▶ _BRIEF_: Copy, from the entries below, each line in which the string "this" appears.
— begin —
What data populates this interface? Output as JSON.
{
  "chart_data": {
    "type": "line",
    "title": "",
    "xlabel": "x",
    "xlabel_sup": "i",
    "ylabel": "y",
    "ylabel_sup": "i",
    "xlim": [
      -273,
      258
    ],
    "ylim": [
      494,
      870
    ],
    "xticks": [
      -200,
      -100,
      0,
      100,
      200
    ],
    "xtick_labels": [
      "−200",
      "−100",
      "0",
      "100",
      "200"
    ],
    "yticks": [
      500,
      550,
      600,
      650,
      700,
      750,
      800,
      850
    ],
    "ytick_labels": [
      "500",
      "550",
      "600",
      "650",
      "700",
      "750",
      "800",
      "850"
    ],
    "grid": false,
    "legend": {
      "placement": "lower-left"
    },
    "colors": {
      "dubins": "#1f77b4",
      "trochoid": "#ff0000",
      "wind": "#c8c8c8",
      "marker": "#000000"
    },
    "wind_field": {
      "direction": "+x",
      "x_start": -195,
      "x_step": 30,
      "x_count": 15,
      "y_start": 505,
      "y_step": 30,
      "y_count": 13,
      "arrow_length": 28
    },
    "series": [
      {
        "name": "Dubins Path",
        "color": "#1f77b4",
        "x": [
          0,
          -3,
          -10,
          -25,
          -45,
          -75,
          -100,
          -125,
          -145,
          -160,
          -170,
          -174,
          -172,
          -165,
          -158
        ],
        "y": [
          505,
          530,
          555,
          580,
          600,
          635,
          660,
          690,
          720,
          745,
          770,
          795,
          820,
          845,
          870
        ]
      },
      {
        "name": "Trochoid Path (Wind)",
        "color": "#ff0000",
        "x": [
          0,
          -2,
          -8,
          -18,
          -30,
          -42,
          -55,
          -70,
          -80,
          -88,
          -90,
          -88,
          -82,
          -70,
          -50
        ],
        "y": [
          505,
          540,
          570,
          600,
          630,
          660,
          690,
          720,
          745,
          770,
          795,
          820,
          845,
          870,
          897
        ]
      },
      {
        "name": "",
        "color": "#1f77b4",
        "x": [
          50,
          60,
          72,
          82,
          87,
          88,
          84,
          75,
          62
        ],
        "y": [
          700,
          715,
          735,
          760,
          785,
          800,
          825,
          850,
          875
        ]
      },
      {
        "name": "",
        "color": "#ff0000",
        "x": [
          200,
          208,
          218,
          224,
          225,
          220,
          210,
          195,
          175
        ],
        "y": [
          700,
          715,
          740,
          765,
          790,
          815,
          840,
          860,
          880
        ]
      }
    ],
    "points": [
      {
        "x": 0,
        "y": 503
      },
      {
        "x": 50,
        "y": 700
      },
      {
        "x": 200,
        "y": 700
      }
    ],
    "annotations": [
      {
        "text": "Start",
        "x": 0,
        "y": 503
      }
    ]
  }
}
— end —
— begin —
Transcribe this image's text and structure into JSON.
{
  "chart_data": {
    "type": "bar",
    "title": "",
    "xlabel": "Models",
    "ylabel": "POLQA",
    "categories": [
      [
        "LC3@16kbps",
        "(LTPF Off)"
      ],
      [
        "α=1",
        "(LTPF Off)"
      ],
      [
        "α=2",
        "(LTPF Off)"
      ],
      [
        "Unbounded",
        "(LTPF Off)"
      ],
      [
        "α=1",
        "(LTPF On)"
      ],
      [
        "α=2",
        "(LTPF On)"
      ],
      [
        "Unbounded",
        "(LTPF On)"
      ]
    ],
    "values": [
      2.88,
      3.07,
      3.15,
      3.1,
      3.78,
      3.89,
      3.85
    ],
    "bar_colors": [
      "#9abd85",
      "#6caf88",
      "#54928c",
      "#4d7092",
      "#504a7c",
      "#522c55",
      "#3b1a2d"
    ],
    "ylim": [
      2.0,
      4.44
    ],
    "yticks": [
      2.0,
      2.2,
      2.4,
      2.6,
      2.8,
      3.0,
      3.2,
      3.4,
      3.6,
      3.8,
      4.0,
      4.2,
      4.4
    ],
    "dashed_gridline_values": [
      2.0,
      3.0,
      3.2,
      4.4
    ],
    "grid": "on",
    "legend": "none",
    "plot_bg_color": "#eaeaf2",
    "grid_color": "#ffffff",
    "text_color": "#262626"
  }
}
— end —
▶ _COMPLETED EXERCISE_:
What data populates this interface? Output as JSON.
Transcribe this image's text and structure into JSON.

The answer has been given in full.